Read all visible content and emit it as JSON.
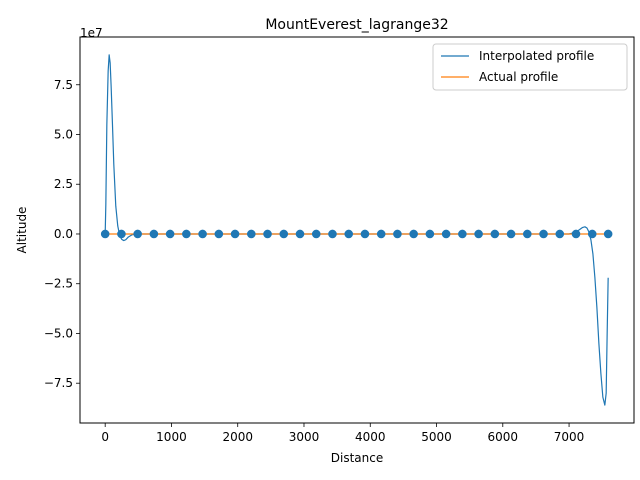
{
  "chart_data": {
    "type": "line",
    "title": "MountEverest_lagrange32",
    "xlabel": "Distance",
    "ylabel": "Altitude",
    "y_scale_label": "1e7",
    "xlim": [
      -380,
      7980
    ],
    "ylim": [
      -95000000,
      99000000
    ],
    "xticks": [
      0,
      1000,
      2000,
      3000,
      4000,
      5000,
      6000,
      7000
    ],
    "yticks": [
      -75000000,
      -50000000,
      -25000000,
      0,
      25000000,
      50000000,
      75000000
    ],
    "xtick_labels": [
      "0",
      "1000",
      "2000",
      "3000",
      "4000",
      "5000",
      "6000",
      "7000"
    ],
    "ytick_labels": [
      "−7.5",
      "−5.0",
      "−2.5",
      "0.0",
      "2.5",
      "5.0",
      "7.5"
    ],
    "grid": false,
    "legend_position": "top-right",
    "series": [
      {
        "name": "Interpolated profile",
        "color": "#1f77b4",
        "x": [
          0,
          10,
          25,
          45,
          60,
          75,
          90,
          110,
          130,
          160,
          190,
          220,
          250,
          280,
          310,
          350,
          400,
          450,
          500,
          600,
          7000,
          7100,
          7150,
          7200,
          7240,
          7270,
          7300,
          7330,
          7360,
          7390,
          7420,
          7450,
          7480,
          7510,
          7540,
          7560,
          7575,
          7590
        ],
        "y": [
          0,
          15000000,
          55000000,
          82000000,
          90000000,
          86000000,
          74000000,
          55000000,
          35000000,
          14000000,
          4000000,
          -1000000,
          -2700000,
          -3300000,
          -2900000,
          -1500000,
          -500000,
          0,
          0,
          0,
          0,
          800000,
          2000000,
          3200000,
          3600000,
          3000000,
          1000000,
          -3000000,
          -10000000,
          -22000000,
          -37000000,
          -55000000,
          -70000000,
          -82000000,
          -86000000,
          -80000000,
          -50000000,
          -22000000
        ]
      },
      {
        "name": "Actual profile",
        "color": "#ff7f0e",
        "x": [
          0,
          7590
        ],
        "y": [
          0,
          0
        ]
      }
    ],
    "points": {
      "color": "#1f77b4",
      "x": [
        0,
        245,
        490,
        735,
        980,
        1225,
        1470,
        1715,
        1960,
        2205,
        2450,
        2695,
        2940,
        3185,
        3430,
        3675,
        3920,
        4165,
        4410,
        4655,
        4900,
        5145,
        5390,
        5635,
        5880,
        6125,
        6370,
        6615,
        6860,
        7105,
        7350,
        7590
      ],
      "y": [
        0,
        0,
        0,
        0,
        0,
        0,
        0,
        0,
        0,
        0,
        0,
        0,
        0,
        0,
        0,
        0,
        0,
        0,
        0,
        0,
        0,
        0,
        0,
        0,
        0,
        0,
        0,
        0,
        0,
        0,
        0,
        0
      ]
    }
  }
}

*REQUIRED TASK*
Reproduce the records verbatim, omitting all images they contain.

*FINAL ANSWER*
Read all visible content and emit it as JSON.
{
  "chart_data": {
    "type": "line",
    "title": "MountEverest_lagrange32",
    "xlabel": "Distance",
    "ylabel": "Altitude",
    "y_scale_label": "1e7",
    "xlim": [
      -380,
      7980
    ],
    "ylim": [
      -95000000,
      99000000
    ],
    "xticks": [
      0,
      1000,
      2000,
      3000,
      4000,
      5000,
      6000,
      7000
    ],
    "yticks": [
      -75000000,
      -50000000,
      -25000000,
      0,
      25000000,
      50000000,
      75000000
    ],
    "xtick_labels": [
      "0",
      "1000",
      "2000",
      "3000",
      "4000",
      "5000",
      "6000",
      "7000"
    ],
    "ytick_labels": [
      "−7.5",
      "−5.0",
      "−2.5",
      "0.0",
      "2.5",
      "5.0",
      "7.5"
    ],
    "grid": false,
    "legend_position": "top-right",
    "series": [
      {
        "name": "Interpolated profile",
        "color": "#1f77b4",
        "x": [
          0,
          10,
          25,
          45,
          60,
          75,
          90,
          110,
          130,
          160,
          190,
          220,
          250,
          280,
          310,
          350,
          400,
          450,
          500,
          600,
          7000,
          7100,
          7150,
          7200,
          7240,
          7270,
          7300,
          7330,
          7360,
          7390,
          7420,
          7450,
          7480,
          7510,
          7540,
          7560,
          7575,
          7590
        ],
        "y": [
          0,
          15000000,
          55000000,
          82000000,
          90000000,
          86000000,
          74000000,
          55000000,
          35000000,
          14000000,
          4000000,
          -1000000,
          -2700000,
          -3300000,
          -2900000,
          -1500000,
          -500000,
          0,
          0,
          0,
          0,
          800000,
          2000000,
          3200000,
          3600000,
          3000000,
          1000000,
          -3000000,
          -10000000,
          -22000000,
          -37000000,
          -55000000,
          -70000000,
          -82000000,
          -86000000,
          -80000000,
          -50000000,
          -22000000
        ]
      },
      {
        "name": "Actual profile",
        "color": "#ff7f0e",
        "x": [
          0,
          7590
        ],
        "y": [
          0,
          0
        ]
      }
    ],
    "points": {
      "color": "#1f77b4",
      "x": [
        0,
        245,
        490,
        735,
        980,
        1225,
        1470,
        1715,
        1960,
        2205,
        2450,
        2695,
        2940,
        3185,
        3430,
        3675,
        3920,
        4165,
        4410,
        4655,
        4900,
        5145,
        5390,
        5635,
        5880,
        6125,
        6370,
        6615,
        6860,
        7105,
        7350,
        7590
      ],
      "y": [
        0,
        0,
        0,
        0,
        0,
        0,
        0,
        0,
        0,
        0,
        0,
        0,
        0,
        0,
        0,
        0,
        0,
        0,
        0,
        0,
        0,
        0,
        0,
        0,
        0,
        0,
        0,
        0,
        0,
        0,
        0,
        0
      ]
    }
  }
}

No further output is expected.